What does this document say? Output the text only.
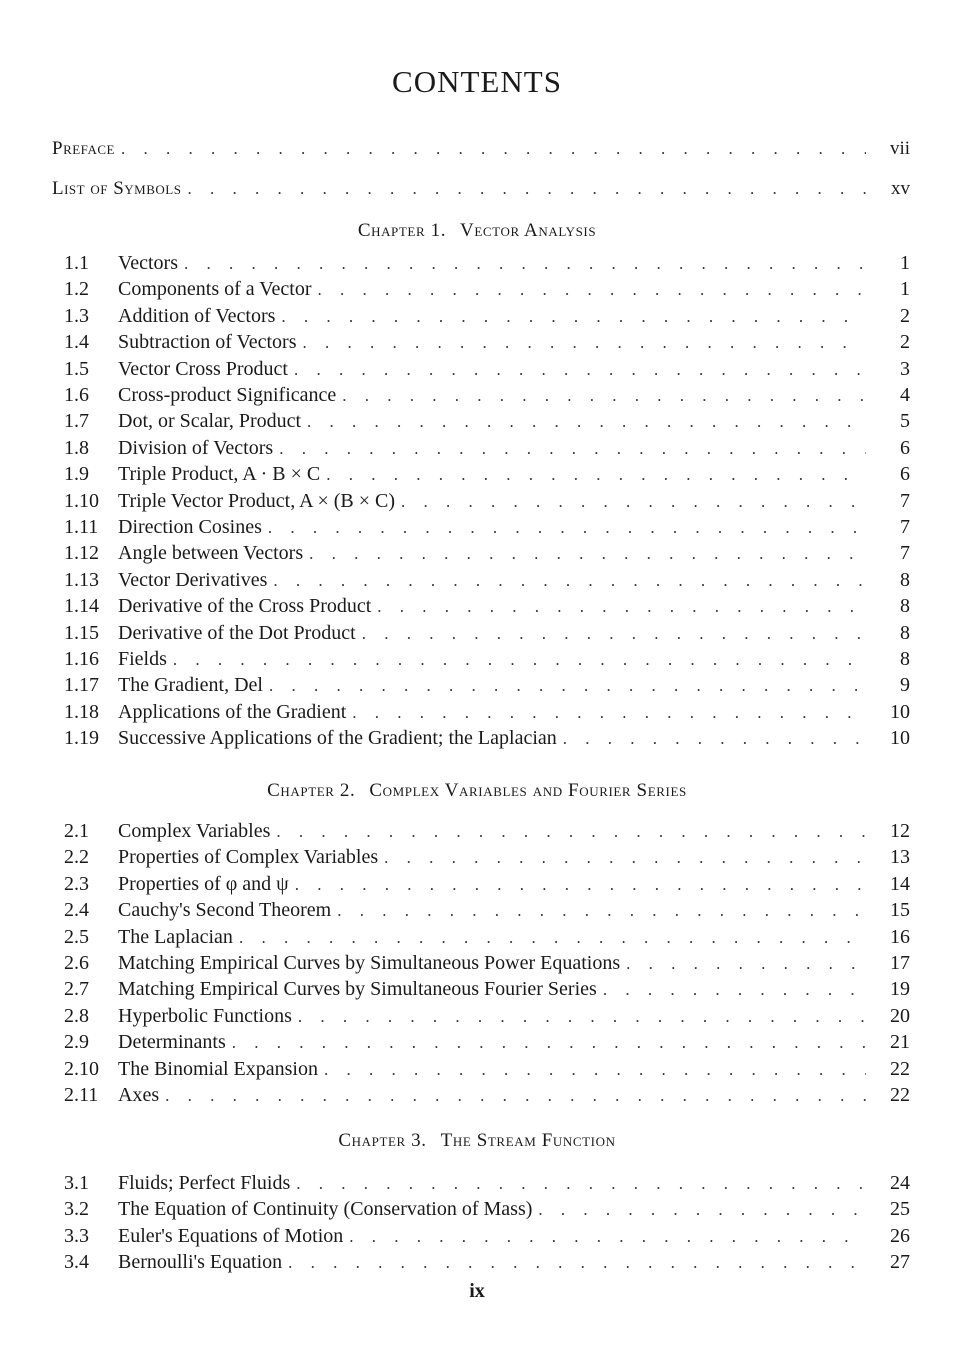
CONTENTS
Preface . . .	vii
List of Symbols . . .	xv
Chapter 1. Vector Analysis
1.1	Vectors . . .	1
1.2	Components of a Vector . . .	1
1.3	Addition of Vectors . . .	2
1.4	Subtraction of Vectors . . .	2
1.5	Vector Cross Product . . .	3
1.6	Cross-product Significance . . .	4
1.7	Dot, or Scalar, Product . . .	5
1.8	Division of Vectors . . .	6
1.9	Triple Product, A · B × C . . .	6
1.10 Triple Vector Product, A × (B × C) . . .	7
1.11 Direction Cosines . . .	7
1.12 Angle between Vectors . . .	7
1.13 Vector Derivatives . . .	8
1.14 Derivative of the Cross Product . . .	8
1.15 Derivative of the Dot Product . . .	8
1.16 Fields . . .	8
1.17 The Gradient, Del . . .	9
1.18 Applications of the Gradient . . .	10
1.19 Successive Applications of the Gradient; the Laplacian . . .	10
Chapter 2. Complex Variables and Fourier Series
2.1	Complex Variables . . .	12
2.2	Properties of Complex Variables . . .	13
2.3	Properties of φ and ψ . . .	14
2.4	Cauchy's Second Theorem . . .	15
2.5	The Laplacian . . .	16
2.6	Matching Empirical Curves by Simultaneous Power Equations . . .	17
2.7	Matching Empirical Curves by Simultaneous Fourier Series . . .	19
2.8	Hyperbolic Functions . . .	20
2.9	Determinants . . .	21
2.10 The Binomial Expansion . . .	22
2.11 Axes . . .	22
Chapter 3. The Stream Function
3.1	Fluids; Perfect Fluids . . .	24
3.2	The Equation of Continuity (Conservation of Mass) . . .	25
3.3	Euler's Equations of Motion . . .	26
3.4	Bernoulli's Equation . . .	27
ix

§

Stated goal:
Report all lines of the data above that include the string "Complex".

Output for this task:
Chapter 2. Complex Variables and Fourier Series
2.1	Complex Variables . . .	12
2.2	Properties of Complex Variables . . .	13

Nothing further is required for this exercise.